═════ Source passage ═════

- Film poster
- Directed by: Buzz Kulik
- Screenplay by: Mann Rubin
- Based on: novel 711 - Officer Needs Help by Whit Masterson
- Produced by: Buzz Kulik
- Starring: David Janssen Joan Collins Keenan Wynn Sam Wanamaker Lillian Gish Stefanie Powers Eleanor Parker
- Cinematography: Joseph F. Biroc
- Edited by: Archie Marshek
- Music by: Jerry Goldsmith
- Production company: Bob Banner Associates
- Distributed by: Paramount Pictures
- Release date: January 18, 1967;
- Running time: 100 min.
- Country: United States
- Language: English
- Budget: $2.5 million

= Warning Shot (1967 film) =

1967 film by Buzz Kulik

Warning Shot is a 1967 American crime-thriller film directed and produced by Buzz Kulik and starring David Janssen, Joan Collins, Keenan Wynn, Ed Begley, Stefanie Powers, Sam Wanamaker, George Grizzard, Carroll O'Connor, Steve Allen, Eleanor Parker, Walter Pidgeon, George Sanders and Lillian Gish. The screenplay concerns a police sergeant who kills a man while on a stakeout, then must prove that it was self-defense. The screenplay by Mann Rubin was based on the 1965 novel 711 - Officer Needs Help by Whit Masterson.

Baseball stars Sandy Koufax and Don Drysdale signed to appear in the film during their 1966 holdout but never made it onto the screen when both agreed to contracts with the Los Angeles Dodgers. Filming took place between the third and fourth seasons of Janssen's television series The Fugitive. The script was written by Mann Rubin, who had authored the Fugitive episode "A Taste of Tomorrow", while the film was directed by Buzz Kulik with a jazz score by Jerry Goldsmith. It was released by Paramount Pictures.

═════ Excerpted records ═════

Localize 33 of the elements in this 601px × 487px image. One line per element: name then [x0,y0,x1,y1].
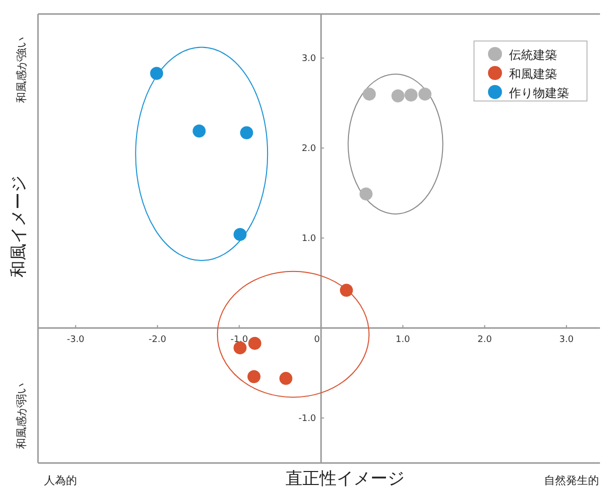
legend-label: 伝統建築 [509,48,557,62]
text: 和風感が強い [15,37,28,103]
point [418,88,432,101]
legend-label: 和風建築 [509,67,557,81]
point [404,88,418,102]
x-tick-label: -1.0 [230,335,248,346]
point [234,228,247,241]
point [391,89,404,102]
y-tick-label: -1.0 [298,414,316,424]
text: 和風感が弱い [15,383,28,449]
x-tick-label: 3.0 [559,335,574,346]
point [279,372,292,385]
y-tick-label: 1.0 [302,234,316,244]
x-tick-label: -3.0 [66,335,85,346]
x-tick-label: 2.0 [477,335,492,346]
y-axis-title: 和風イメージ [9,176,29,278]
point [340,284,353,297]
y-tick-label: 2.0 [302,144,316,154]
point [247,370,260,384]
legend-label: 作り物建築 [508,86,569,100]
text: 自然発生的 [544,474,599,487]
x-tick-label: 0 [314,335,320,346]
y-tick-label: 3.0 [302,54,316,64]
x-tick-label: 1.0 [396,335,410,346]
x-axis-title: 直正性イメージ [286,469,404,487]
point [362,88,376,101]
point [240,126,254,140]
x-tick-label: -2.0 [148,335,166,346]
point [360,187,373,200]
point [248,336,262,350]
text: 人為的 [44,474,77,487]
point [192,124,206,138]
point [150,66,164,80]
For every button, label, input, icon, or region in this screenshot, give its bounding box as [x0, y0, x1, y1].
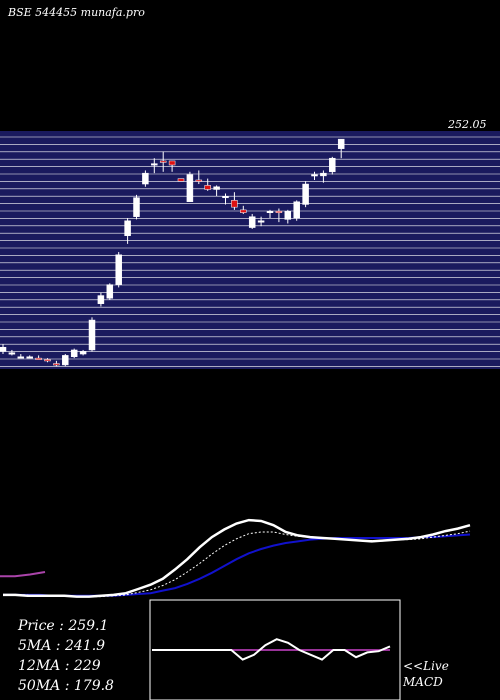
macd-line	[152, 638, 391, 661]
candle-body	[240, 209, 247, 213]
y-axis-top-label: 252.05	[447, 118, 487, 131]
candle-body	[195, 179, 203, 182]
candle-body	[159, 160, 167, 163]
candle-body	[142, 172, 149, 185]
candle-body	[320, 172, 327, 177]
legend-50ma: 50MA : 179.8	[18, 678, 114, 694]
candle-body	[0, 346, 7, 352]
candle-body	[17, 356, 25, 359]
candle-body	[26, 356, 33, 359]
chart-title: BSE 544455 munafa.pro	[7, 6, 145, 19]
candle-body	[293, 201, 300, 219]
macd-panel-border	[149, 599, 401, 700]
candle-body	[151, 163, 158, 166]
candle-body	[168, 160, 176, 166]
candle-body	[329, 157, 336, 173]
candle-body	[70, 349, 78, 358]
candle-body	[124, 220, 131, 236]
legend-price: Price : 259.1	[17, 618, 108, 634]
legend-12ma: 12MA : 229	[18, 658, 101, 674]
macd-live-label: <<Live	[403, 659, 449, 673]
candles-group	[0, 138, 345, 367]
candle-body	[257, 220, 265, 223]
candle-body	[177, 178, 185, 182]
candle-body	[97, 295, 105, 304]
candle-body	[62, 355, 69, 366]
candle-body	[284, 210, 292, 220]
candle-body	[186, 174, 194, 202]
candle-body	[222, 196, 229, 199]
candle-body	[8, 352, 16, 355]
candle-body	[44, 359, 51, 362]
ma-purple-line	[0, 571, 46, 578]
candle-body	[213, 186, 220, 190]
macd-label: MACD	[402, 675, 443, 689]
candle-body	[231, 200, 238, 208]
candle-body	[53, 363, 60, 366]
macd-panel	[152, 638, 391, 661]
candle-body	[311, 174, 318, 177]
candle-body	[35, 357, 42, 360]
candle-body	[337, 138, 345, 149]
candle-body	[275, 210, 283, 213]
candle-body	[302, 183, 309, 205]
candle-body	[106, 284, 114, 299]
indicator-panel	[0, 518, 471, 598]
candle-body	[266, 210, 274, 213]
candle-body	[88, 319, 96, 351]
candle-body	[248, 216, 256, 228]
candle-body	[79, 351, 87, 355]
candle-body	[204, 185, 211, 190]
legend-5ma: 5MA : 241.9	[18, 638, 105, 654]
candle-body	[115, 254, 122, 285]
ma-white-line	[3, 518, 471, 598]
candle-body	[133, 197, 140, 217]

═════

** Work to complete **
1. From the Warning Shot article, reproduce verbatim the passage starting at "1967 film by" and ending at "by Whit Masterson.".
2. Translate this sentence from the Warning Shot article into French: "Filming took place between the third and fourth seasons of Janssen's television series The Fugitive."

** Answers per task **
1.
1967 film by Buzz Kulik

Warning Shot is a 1967 American crime-thriller film directed and produced by Buzz Kulik and starring David Janssen, Joan Collins, Keenan Wynn, Ed Begley, Stefanie Powers, Sam Wanamaker, George Grizzard, Carroll O'Connor, Steve Allen, Eleanor Parker, Walter Pidgeon, George Sanders and Lillian Gish. The screenplay concerns a police sergeant who kills a man while on a stakeout, then must prove that it was self-defense. The screenplay by Mann Rubin was based on the 1965 novel 711 - Officer Needs Help by Whit Masterson.

2. Le tournage a eu lieu entre la troisième et la quatrième saison de The Fugitive, la série télévisée de Janssen.